Data listing

▼

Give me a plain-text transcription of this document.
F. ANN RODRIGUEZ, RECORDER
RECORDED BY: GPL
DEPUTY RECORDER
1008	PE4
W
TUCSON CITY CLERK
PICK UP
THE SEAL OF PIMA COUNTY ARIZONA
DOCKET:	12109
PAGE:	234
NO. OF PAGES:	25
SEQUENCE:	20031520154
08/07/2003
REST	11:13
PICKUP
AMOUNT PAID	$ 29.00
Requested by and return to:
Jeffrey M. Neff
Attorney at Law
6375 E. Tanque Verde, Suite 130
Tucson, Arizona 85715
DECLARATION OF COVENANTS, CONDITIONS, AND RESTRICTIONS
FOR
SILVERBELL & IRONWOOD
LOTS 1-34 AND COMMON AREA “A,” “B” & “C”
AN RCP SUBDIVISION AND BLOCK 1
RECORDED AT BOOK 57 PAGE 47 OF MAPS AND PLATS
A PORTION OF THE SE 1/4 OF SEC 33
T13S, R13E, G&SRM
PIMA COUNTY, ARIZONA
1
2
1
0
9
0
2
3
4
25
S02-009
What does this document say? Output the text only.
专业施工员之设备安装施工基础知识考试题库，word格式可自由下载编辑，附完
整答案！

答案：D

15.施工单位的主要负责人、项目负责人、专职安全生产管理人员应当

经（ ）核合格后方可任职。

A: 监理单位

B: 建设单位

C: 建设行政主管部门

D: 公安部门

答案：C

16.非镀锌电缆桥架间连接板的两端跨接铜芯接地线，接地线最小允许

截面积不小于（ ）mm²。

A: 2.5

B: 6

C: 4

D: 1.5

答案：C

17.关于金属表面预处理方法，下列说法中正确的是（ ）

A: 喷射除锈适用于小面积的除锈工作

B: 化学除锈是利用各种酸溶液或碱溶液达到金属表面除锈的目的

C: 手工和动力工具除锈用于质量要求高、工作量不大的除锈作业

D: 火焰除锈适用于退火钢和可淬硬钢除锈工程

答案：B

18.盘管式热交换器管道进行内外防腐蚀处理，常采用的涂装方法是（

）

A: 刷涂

▲

### AIM OF THE EXERCISE
Pull out each line of the entries that contains "document".

### THE SOLUTION
Give me a plain-text transcription of this document.
What does this document say? Output the text only.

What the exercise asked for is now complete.